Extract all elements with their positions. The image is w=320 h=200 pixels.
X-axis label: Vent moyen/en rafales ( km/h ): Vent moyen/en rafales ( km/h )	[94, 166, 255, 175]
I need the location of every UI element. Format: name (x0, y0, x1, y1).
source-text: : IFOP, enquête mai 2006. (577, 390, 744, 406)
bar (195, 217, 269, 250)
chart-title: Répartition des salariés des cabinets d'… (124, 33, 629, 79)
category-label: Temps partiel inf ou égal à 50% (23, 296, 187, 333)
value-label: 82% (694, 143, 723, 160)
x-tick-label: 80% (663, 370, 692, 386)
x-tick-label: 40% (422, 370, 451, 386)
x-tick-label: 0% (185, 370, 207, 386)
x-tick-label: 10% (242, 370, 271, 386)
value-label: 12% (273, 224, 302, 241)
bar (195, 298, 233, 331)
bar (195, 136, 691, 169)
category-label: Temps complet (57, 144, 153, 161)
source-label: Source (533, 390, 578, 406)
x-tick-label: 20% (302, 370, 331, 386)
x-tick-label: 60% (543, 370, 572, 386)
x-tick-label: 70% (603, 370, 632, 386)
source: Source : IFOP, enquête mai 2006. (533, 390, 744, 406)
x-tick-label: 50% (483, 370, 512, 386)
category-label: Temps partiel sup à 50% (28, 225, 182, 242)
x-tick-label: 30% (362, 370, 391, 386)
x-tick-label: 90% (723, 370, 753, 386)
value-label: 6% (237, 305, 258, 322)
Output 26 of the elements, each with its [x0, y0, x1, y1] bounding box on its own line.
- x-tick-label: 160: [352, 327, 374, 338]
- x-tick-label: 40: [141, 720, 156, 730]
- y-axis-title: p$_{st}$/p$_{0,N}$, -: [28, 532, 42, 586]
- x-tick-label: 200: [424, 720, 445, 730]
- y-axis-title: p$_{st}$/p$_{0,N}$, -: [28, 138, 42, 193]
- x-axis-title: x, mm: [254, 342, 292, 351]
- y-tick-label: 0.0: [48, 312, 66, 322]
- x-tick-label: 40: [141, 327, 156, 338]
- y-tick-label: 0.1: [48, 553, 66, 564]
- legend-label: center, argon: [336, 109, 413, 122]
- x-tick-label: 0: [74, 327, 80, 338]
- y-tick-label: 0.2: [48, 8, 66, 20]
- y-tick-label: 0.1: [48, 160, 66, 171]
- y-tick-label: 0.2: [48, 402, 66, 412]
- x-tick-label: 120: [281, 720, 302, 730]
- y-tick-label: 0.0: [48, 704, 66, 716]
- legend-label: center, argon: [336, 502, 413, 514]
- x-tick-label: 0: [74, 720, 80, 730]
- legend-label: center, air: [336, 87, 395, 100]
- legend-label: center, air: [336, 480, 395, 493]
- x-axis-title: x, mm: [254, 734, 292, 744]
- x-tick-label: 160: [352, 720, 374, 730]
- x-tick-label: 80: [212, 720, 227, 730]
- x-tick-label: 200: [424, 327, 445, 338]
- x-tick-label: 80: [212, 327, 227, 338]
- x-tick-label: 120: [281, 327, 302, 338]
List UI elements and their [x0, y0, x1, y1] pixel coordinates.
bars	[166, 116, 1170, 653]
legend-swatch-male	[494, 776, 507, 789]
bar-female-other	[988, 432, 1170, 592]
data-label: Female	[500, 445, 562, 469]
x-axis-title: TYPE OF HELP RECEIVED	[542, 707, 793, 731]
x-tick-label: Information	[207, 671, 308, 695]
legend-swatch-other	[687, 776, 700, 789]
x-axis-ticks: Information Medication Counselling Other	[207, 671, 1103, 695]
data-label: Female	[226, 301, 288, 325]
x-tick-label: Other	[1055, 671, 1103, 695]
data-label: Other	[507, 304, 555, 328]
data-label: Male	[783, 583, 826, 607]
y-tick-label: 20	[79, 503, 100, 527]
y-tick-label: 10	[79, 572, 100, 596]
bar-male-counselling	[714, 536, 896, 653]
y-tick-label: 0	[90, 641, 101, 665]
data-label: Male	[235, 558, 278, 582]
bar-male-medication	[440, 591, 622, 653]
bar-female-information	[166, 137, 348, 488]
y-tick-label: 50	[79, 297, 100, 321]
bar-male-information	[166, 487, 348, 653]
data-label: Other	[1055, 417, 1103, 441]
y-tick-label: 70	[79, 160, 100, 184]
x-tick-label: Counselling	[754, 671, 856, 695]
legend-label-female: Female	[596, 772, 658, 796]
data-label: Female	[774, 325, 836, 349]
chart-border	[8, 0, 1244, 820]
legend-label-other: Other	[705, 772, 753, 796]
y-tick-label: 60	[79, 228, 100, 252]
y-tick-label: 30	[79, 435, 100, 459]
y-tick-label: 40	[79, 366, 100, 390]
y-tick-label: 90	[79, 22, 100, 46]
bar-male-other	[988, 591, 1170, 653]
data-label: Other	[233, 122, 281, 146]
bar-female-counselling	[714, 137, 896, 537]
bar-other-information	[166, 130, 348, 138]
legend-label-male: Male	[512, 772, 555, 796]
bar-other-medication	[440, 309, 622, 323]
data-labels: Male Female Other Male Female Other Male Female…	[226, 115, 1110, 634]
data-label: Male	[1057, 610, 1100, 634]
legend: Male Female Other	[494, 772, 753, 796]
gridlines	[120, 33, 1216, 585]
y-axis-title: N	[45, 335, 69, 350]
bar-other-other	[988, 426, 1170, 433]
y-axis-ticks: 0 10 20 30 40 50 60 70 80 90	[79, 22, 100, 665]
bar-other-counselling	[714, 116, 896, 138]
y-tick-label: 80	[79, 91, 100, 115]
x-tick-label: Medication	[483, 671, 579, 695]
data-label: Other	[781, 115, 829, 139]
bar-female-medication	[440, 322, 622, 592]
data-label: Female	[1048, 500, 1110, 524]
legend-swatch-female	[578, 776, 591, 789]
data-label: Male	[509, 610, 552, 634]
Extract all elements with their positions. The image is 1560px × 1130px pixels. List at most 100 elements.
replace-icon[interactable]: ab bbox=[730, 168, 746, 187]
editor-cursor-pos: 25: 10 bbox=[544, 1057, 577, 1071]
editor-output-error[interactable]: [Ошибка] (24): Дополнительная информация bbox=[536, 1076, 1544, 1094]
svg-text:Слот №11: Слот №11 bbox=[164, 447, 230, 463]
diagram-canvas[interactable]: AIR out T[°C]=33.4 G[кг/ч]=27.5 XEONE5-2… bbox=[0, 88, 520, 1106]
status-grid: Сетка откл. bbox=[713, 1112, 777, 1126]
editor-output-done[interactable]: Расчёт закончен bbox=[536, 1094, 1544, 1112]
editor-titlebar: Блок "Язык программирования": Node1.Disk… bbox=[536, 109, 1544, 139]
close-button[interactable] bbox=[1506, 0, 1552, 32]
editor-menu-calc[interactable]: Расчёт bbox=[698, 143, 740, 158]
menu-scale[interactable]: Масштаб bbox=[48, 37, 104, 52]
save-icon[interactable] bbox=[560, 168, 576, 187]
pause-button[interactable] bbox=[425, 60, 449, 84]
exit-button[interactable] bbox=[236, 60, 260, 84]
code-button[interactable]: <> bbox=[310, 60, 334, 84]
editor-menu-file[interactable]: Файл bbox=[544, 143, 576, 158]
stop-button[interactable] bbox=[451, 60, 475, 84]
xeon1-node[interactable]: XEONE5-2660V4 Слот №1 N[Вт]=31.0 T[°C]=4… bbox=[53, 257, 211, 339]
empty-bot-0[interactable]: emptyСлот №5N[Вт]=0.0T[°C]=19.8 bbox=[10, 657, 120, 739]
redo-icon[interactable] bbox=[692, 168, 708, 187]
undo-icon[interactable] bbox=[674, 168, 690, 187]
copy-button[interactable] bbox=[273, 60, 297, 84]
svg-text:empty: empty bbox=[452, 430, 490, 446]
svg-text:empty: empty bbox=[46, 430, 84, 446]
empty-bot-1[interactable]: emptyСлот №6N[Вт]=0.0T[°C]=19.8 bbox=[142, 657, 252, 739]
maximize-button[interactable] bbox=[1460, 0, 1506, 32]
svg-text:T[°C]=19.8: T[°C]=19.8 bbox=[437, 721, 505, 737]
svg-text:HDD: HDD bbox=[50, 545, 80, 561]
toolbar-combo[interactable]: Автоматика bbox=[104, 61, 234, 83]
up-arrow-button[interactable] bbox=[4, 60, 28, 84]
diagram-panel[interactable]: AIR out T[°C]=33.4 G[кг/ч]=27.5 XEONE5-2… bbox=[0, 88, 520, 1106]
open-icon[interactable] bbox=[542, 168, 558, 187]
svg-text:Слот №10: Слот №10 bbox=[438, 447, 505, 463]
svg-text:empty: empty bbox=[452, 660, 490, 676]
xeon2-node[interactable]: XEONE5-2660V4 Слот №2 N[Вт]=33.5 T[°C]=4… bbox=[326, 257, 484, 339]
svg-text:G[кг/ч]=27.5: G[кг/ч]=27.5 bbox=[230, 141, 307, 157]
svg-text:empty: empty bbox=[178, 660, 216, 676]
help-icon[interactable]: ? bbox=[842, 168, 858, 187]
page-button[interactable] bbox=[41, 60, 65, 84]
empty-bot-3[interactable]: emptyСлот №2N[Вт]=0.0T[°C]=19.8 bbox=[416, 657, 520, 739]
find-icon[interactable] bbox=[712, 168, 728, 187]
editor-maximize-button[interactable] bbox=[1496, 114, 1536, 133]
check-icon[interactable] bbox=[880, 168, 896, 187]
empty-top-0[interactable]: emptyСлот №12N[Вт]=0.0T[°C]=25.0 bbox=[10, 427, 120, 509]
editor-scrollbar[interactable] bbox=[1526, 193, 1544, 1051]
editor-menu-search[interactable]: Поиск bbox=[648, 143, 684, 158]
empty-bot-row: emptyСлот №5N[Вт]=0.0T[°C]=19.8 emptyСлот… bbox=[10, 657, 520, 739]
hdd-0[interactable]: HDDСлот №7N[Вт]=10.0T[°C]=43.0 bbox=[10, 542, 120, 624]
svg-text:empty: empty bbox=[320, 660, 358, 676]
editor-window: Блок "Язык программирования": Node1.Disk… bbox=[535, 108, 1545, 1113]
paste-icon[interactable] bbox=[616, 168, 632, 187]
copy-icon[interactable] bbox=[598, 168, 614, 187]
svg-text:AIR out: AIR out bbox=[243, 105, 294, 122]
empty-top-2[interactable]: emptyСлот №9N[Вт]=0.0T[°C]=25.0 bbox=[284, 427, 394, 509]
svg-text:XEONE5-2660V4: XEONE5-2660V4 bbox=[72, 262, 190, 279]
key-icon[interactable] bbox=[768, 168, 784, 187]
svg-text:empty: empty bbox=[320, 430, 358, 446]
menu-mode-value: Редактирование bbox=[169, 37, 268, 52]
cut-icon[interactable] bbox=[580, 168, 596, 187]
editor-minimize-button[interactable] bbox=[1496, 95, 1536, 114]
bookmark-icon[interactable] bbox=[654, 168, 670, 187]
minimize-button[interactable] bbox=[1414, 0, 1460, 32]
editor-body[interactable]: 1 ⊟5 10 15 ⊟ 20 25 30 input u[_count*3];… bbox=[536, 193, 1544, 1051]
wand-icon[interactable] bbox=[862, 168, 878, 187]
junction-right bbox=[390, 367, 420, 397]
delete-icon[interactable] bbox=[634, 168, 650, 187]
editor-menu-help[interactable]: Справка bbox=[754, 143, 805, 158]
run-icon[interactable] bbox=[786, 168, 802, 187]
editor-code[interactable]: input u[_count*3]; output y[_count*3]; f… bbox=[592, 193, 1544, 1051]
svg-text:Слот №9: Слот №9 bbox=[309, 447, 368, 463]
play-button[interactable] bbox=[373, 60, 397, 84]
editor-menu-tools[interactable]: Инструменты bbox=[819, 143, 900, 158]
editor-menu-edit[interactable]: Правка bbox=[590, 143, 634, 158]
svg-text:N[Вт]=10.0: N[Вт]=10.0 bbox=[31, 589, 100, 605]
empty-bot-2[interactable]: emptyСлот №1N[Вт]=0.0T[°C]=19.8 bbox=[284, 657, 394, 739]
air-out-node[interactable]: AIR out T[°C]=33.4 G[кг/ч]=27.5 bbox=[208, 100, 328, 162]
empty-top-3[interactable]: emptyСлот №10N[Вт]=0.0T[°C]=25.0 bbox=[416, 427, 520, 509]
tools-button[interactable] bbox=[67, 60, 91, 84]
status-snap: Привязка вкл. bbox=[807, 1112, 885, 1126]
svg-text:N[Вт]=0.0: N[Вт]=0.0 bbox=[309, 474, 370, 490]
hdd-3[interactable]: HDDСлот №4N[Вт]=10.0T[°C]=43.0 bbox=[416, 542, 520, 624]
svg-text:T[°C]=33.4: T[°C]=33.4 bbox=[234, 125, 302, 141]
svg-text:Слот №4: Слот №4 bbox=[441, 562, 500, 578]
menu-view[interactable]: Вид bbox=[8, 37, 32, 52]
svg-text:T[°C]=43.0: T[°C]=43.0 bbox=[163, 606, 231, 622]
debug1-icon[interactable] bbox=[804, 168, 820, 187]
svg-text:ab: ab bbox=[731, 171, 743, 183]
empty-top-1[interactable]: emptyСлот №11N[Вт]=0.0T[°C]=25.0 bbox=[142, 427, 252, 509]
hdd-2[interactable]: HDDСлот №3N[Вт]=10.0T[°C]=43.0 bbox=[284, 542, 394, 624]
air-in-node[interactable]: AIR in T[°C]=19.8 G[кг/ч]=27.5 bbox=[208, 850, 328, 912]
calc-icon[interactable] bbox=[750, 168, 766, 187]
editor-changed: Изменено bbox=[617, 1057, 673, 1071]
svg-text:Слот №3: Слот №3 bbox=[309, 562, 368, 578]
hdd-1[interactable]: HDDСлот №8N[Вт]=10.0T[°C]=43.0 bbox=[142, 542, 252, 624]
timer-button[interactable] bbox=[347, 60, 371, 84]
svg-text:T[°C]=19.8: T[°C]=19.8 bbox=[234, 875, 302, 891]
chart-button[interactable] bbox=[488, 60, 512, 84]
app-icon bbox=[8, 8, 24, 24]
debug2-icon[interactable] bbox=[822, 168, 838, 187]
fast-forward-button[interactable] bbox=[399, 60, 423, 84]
****************
What to produce.
Reproduce the entries from the beginning through the line containing "x-tick-label: 60% (543, 370, 572, 386)", replacing "chart-title" with "figure-title" and leaving everything else unchanged.

Output.
Extract all elements with their positions. The image is w=320 h=200 pixels.
X-axis label: Vent moyen/en rafales ( km/h ): Vent moyen/en rafales ( km/h )	[94, 166, 255, 175]
I need the location of every UI element. Format: name (x0, y0, x1, y1).
source-text: : IFOP, enquête mai 2006. (577, 390, 744, 406)
bar (195, 217, 269, 250)
figure-title: Répartition des salariés des cabinets d'… (124, 33, 629, 79)
category-label: Temps partiel inf ou égal à 50% (23, 296, 187, 333)
value-label: 82% (694, 143, 723, 160)
x-tick-label: 80% (663, 370, 692, 386)
x-tick-label: 40% (422, 370, 451, 386)
x-tick-label: 0% (185, 370, 207, 386)
x-tick-label: 10% (242, 370, 271, 386)
value-label: 12% (273, 224, 302, 241)
bar (195, 298, 233, 331)
bar (195, 136, 691, 169)
category-label: Temps complet (57, 144, 153, 161)
source-label: Source (533, 390, 578, 406)
x-tick-label: 20% (302, 370, 331, 386)
x-tick-label: 60% (543, 370, 572, 386)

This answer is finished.